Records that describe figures
============

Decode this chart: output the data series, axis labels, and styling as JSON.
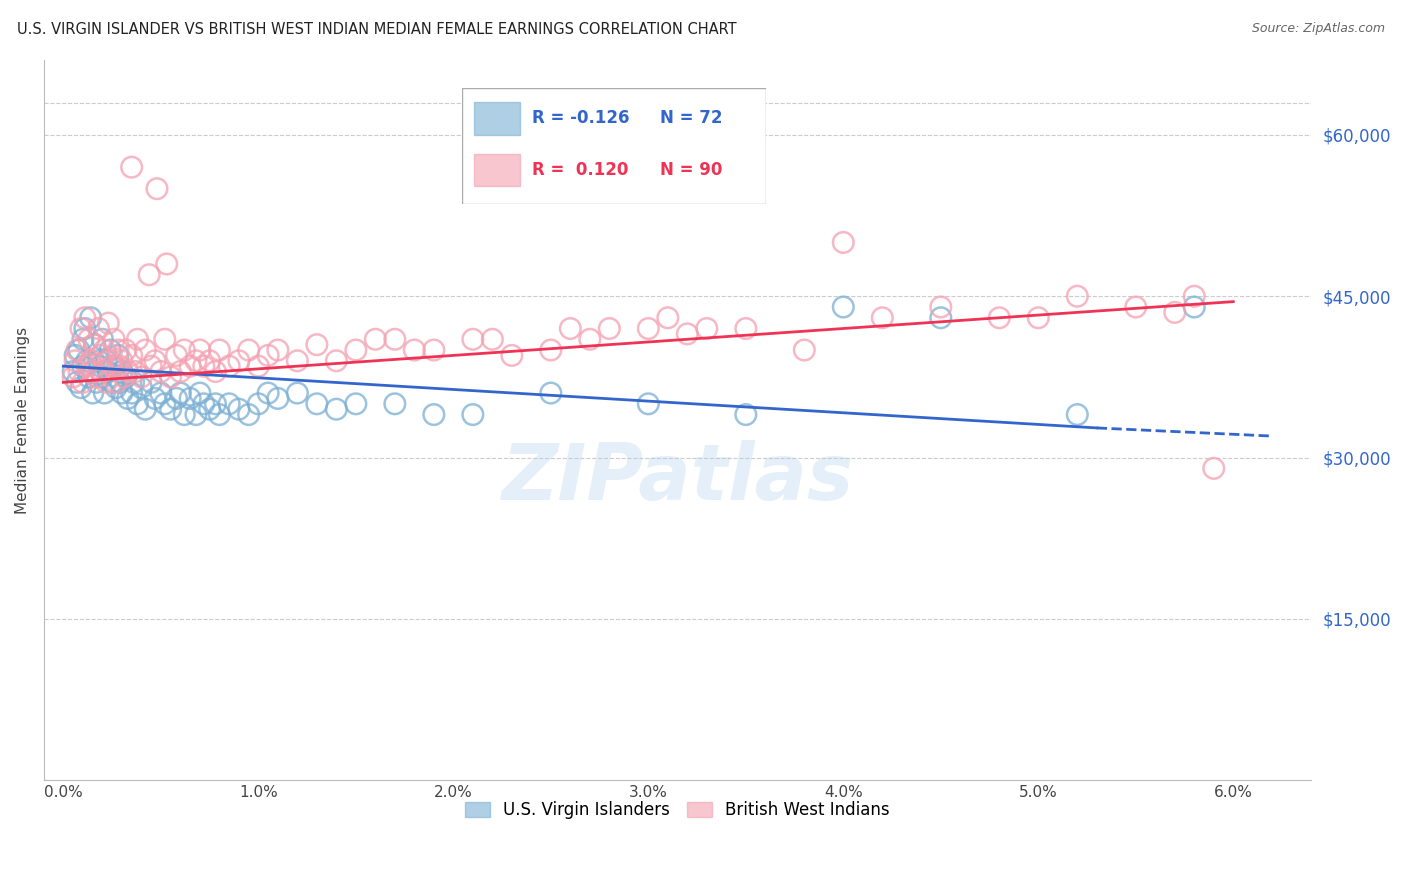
{
  "title": "U.S. VIRGIN ISLANDER VS BRITISH WEST INDIAN MEDIAN FEMALE EARNINGS CORRELATION CHART",
  "source": "Source: ZipAtlas.com",
  "ylabel": "Median Female Earnings",
  "xlabel_vals": [
    0.0,
    1.0,
    2.0,
    3.0,
    4.0,
    5.0,
    6.0
  ],
  "ytick_labels": [
    "$15,000",
    "$30,000",
    "$45,000",
    "$60,000"
  ],
  "ytick_vals": [
    15000,
    30000,
    45000,
    60000
  ],
  "ymin": 0,
  "ymax": 67000,
  "xmin": -0.1,
  "xmax": 6.4,
  "blue_color": "#7BAFD4",
  "pink_color": "#F4A0B0",
  "trend_blue": "#3366CC",
  "trend_pink": "#EE3355",
  "legend_R_blue": "-0.126",
  "legend_N_blue": "72",
  "legend_R_pink": "0.120",
  "legend_N_pink": "90",
  "watermark": "ZIPatlas",
  "blue_scatter_x": [
    0.05,
    0.06,
    0.07,
    0.08,
    0.09,
    0.1,
    0.1,
    0.11,
    0.12,
    0.13,
    0.14,
    0.15,
    0.15,
    0.16,
    0.17,
    0.18,
    0.19,
    0.2,
    0.2,
    0.21,
    0.22,
    0.23,
    0.24,
    0.25,
    0.26,
    0.27,
    0.28,
    0.29,
    0.3,
    0.3,
    0.32,
    0.33,
    0.35,
    0.36,
    0.38,
    0.4,
    0.42,
    0.45,
    0.47,
    0.5,
    0.52,
    0.55,
    0.58,
    0.6,
    0.62,
    0.65,
    0.68,
    0.7,
    0.72,
    0.75,
    0.78,
    0.8,
    0.85,
    0.9,
    0.95,
    1.0,
    1.05,
    1.1,
    1.2,
    1.3,
    1.4,
    1.5,
    1.7,
    1.9,
    2.1,
    2.5,
    3.0,
    3.5,
    4.0,
    4.5,
    5.2,
    5.8
  ],
  "blue_scatter_y": [
    38000,
    39500,
    37000,
    40000,
    36500,
    41000,
    38500,
    42000,
    39000,
    37500,
    43000,
    38000,
    36000,
    40500,
    37000,
    39000,
    38500,
    37500,
    41000,
    36000,
    39000,
    38000,
    40000,
    37000,
    38500,
    36500,
    39500,
    37000,
    38000,
    36000,
    37500,
    35500,
    36000,
    37000,
    35000,
    36500,
    34500,
    37000,
    35500,
    36000,
    35000,
    34500,
    35500,
    36000,
    34000,
    35500,
    34000,
    36000,
    35000,
    34500,
    35000,
    34000,
    35000,
    34500,
    34000,
    35000,
    36000,
    35500,
    36000,
    35000,
    34500,
    35000,
    35000,
    34000,
    34000,
    36000,
    35000,
    34000,
    44000,
    43000,
    34000,
    44000
  ],
  "pink_scatter_x": [
    0.05,
    0.06,
    0.07,
    0.08,
    0.09,
    0.1,
    0.11,
    0.12,
    0.13,
    0.14,
    0.15,
    0.16,
    0.17,
    0.18,
    0.19,
    0.2,
    0.21,
    0.22,
    0.23,
    0.24,
    0.25,
    0.26,
    0.27,
    0.28,
    0.29,
    0.3,
    0.31,
    0.32,
    0.33,
    0.35,
    0.37,
    0.38,
    0.4,
    0.42,
    0.45,
    0.47,
    0.5,
    0.52,
    0.55,
    0.58,
    0.6,
    0.62,
    0.65,
    0.68,
    0.7,
    0.72,
    0.75,
    0.78,
    0.8,
    0.85,
    0.9,
    0.95,
    1.0,
    1.05,
    1.1,
    1.2,
    1.3,
    1.4,
    1.5,
    1.7,
    1.9,
    2.1,
    2.3,
    2.5,
    2.7,
    3.0,
    3.2,
    3.5,
    3.8,
    4.0,
    4.2,
    4.5,
    4.8,
    5.0,
    5.2,
    5.5,
    5.7,
    5.8,
    5.9,
    2.2,
    2.6,
    2.8,
    1.6,
    1.8,
    3.1,
    3.3,
    0.35,
    0.44,
    0.48,
    0.53
  ],
  "pink_scatter_y": [
    37500,
    39000,
    40000,
    38000,
    42000,
    37000,
    43000,
    38500,
    41000,
    39000,
    38000,
    40500,
    37500,
    42000,
    39500,
    38000,
    40000,
    37000,
    42500,
    39000,
    38500,
    41000,
    37000,
    40000,
    38500,
    39000,
    37500,
    40000,
    38000,
    39500,
    38000,
    41000,
    37500,
    40000,
    38500,
    39000,
    38000,
    41000,
    37500,
    39500,
    38000,
    40000,
    38500,
    39000,
    40000,
    38500,
    39000,
    38000,
    40000,
    38500,
    39000,
    40000,
    38500,
    39500,
    40000,
    39000,
    40500,
    39000,
    40000,
    41000,
    40000,
    41000,
    39500,
    40000,
    41000,
    42000,
    41500,
    42000,
    40000,
    50000,
    43000,
    44000,
    43000,
    43000,
    45000,
    44000,
    43500,
    45000,
    29000,
    41000,
    42000,
    42000,
    41000,
    40000,
    43000,
    42000,
    57000,
    47000,
    55000,
    48000
  ]
}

============

> [Stated task]: Pictures stay out; reproduce every line of the records exactly.

> [Result]:
Decode this chart: output the data series, axis labels, and styling as JSON.
{
  "title": "U.S. VIRGIN ISLANDER VS BRITISH WEST INDIAN MEDIAN FEMALE EARNINGS CORRELATION CHART",
  "source": "Source: ZipAtlas.com",
  "ylabel": "Median Female Earnings",
  "xlabel_vals": [
    0.0,
    1.0,
    2.0,
    3.0,
    4.0,
    5.0,
    6.0
  ],
  "ytick_labels": [
    "$15,000",
    "$30,000",
    "$45,000",
    "$60,000"
  ],
  "ytick_vals": [
    15000,
    30000,
    45000,
    60000
  ],
  "ymin": 0,
  "ymax": 67000,
  "xmin": -0.1,
  "xmax": 6.4,
  "blue_color": "#7BAFD4",
  "pink_color": "#F4A0B0",
  "trend_blue": "#3366CC",
  "trend_pink": "#EE3355",
  "legend_R_blue": "-0.126",
  "legend_N_blue": "72",
  "legend_R_pink": "0.120",
  "legend_N_pink": "90",
  "watermark": "ZIPatlas",
  "blue_scatter_x": [
    0.05,
    0.06,
    0.07,
    0.08,
    0.09,
    0.1,
    0.1,
    0.11,
    0.12,
    0.13,
    0.14,
    0.15,
    0.15,
    0.16,
    0.17,
    0.18,
    0.19,
    0.2,
    0.2,
    0.21,
    0.22,
    0.23,
    0.24,
    0.25,
    0.26,
    0.27,
    0.28,
    0.29,
    0.3,
    0.3,
    0.32,
    0.33,
    0.35,
    0.36,
    0.38,
    0.4,
    0.42,
    0.45,
    0.47,
    0.5,
    0.52,
    0.55,
    0.58,
    0.6,
    0.62,
    0.65,
    0.68,
    0.7,
    0.72,
    0.75,
    0.78,
    0.8,
    0.85,
    0.9,
    0.95,
    1.0,
    1.05,
    1.1,
    1.2,
    1.3,
    1.4,
    1.5,
    1.7,
    1.9,
    2.1,
    2.5,
    3.0,
    3.5,
    4.0,
    4.5,
    5.2,
    5.8
  ],
  "blue_scatter_y": [
    38000,
    39500,
    37000,
    40000,
    36500,
    41000,
    38500,
    42000,
    39000,
    37500,
    43000,
    38000,
    36000,
    40500,
    37000,
    39000,
    38500,
    37500,
    41000,
    36000,
    39000,
    38000,
    40000,
    37000,
    38500,
    36500,
    39500,
    37000,
    38000,
    36000,
    37500,
    35500,
    36000,
    37000,
    35000,
    36500,
    34500,
    37000,
    35500,
    36000,
    35000,
    34500,
    35500,
    36000,
    34000,
    35500,
    34000,
    36000,
    35000,
    34500,
    35000,
    34000,
    35000,
    34500,
    34000,
    35000,
    36000,
    35500,
    36000,
    35000,
    34500,
    35000,
    35000,
    34000,
    34000,
    36000,
    35000,
    34000,
    44000,
    43000,
    34000,
    44000
  ],
  "pink_scatter_x": [
    0.05,
    0.06,
    0.07,
    0.08,
    0.09,
    0.1,
    0.11,
    0.12,
    0.13,
    0.14,
    0.15,
    0.16,
    0.17,
    0.18,
    0.19,
    0.2,
    0.21,
    0.22,
    0.23,
    0.24,
    0.25,
    0.26,
    0.27,
    0.28,
    0.29,
    0.3,
    0.31,
    0.32,
    0.33,
    0.35,
    0.37,
    0.38,
    0.4,
    0.42,
    0.45,
    0.47,
    0.5,
    0.52,
    0.55,
    0.58,
    0.6,
    0.62,
    0.65,
    0.68,
    0.7,
    0.72,
    0.75,
    0.78,
    0.8,
    0.85,
    0.9,
    0.95,
    1.0,
    1.05,
    1.1,
    1.2,
    1.3,
    1.4,
    1.5,
    1.7,
    1.9,
    2.1,
    2.3,
    2.5,
    2.7,
    3.0,
    3.2,
    3.5,
    3.8,
    4.0,
    4.2,
    4.5,
    4.8,
    5.0,
    5.2,
    5.5,
    5.7,
    5.8,
    5.9,
    2.2,
    2.6,
    2.8,
    1.6,
    1.8,
    3.1,
    3.3,
    0.35,
    0.44,
    0.48,
    0.53
  ],
  "pink_scatter_y": [
    37500,
    39000,
    40000,
    38000,
    42000,
    37000,
    43000,
    38500,
    41000,
    39000,
    38000,
    40500,
    37500,
    42000,
    39500,
    38000,
    40000,
    37000,
    42500,
    39000,
    38500,
    41000,
    37000,
    40000,
    38500,
    39000,
    37500,
    40000,
    38000,
    39500,
    38000,
    41000,
    37500,
    40000,
    38500,
    39000,
    38000,
    41000,
    37500,
    39500,
    38000,
    40000,
    38500,
    39000,
    40000,
    38500,
    39000,
    38000,
    40000,
    38500,
    39000,
    40000,
    38500,
    39500,
    40000,
    39000,
    40500,
    39000,
    40000,
    41000,
    40000,
    41000,
    39500,
    40000,
    41000,
    42000,
    41500,
    42000,
    40000,
    50000,
    43000,
    44000,
    43000,
    43000,
    45000,
    44000,
    43500,
    45000,
    29000,
    41000,
    42000,
    42000,
    41000,
    40000,
    43000,
    42000,
    57000,
    47000,
    55000,
    48000
  ]
}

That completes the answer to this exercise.